> YOUR GOAL
Write out all the data again, exactly as it stands.

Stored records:

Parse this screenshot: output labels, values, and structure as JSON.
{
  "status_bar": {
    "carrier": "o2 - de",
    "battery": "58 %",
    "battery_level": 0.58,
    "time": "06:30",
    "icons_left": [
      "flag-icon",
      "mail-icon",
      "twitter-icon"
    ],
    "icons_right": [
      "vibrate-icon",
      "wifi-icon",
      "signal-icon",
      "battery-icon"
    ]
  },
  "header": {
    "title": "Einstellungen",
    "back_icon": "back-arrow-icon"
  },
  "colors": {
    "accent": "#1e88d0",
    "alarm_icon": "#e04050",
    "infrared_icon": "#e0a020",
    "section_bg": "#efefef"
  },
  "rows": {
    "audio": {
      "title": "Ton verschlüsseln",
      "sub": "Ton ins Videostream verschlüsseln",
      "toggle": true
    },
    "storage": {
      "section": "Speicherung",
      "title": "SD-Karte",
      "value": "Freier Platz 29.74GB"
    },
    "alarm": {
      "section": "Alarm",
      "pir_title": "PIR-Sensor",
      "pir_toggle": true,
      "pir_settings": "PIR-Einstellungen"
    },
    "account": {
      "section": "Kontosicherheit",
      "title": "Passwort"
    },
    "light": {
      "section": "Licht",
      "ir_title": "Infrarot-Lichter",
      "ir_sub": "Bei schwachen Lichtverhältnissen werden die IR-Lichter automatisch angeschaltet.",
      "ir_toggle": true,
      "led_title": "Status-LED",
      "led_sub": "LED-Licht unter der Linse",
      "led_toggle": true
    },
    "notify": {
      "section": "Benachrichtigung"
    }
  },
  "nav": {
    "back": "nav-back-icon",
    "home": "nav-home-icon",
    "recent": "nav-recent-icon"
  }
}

> TASK OUTPUT
Parse this screenshot: output labels, values, and structure as JSON.
{
  "status_bar": {
    "carrier": "o2 - de",
    "battery": "58 %",
    "battery_level": 0.58,
    "time": "06:30",
    "icons_left": [
      "flag-icon",
      "mail-icon",
      "twitter-icon"
    ],
    "icons_right": [
      "vibrate-icon",
      "wifi-icon",
      "signal-icon",
      "battery-icon"
    ]
  },
  "header": {
    "title": "Einstellungen",
    "back_icon": "back-arrow-icon"
  },
  "colors": {
    "accent": "#1e88d0",
    "alarm_icon": "#e04050",
    "infrared_icon": "#e0a020",
    "section_bg": "#efefef"
  },
  "rows": {
    "audio": {
      "title": "Ton verschlüsseln",
      "sub": "Ton ins Videostream verschlüsseln",
      "toggle": true
    },
    "storage": {
      "section": "Speicherung",
      "title": "SD-Karte",
      "value": "Freier Platz 29.74GB"
    },
    "alarm": {
      "section": "Alarm",
      "pir_title": "PIR-Sensor",
      "pir_toggle": true,
      "pir_settings": "PIR-Einstellungen"
    },
    "account": {
      "section": "Kontosicherheit",
      "title": "Passwort"
    },
    "light": {
      "section": "Licht",
      "ir_title": "Infrarot-Lichter",
      "ir_sub": "Bei schwachen Lichtverhältnissen werden die IR-Lichter automatisch angeschaltet.",
      "ir_toggle": true,
      "led_title": "Status-LED",
      "led_sub": "LED-Licht unter der Linse",
      "led_toggle": true
    },
    "notify": {
      "section": "Benachrichtigung"
    }
  },
  "nav": {
    "back": "nav-back-icon",
    "home": "nav-home-icon",
    "recent": "nav-recent-icon"
  }
}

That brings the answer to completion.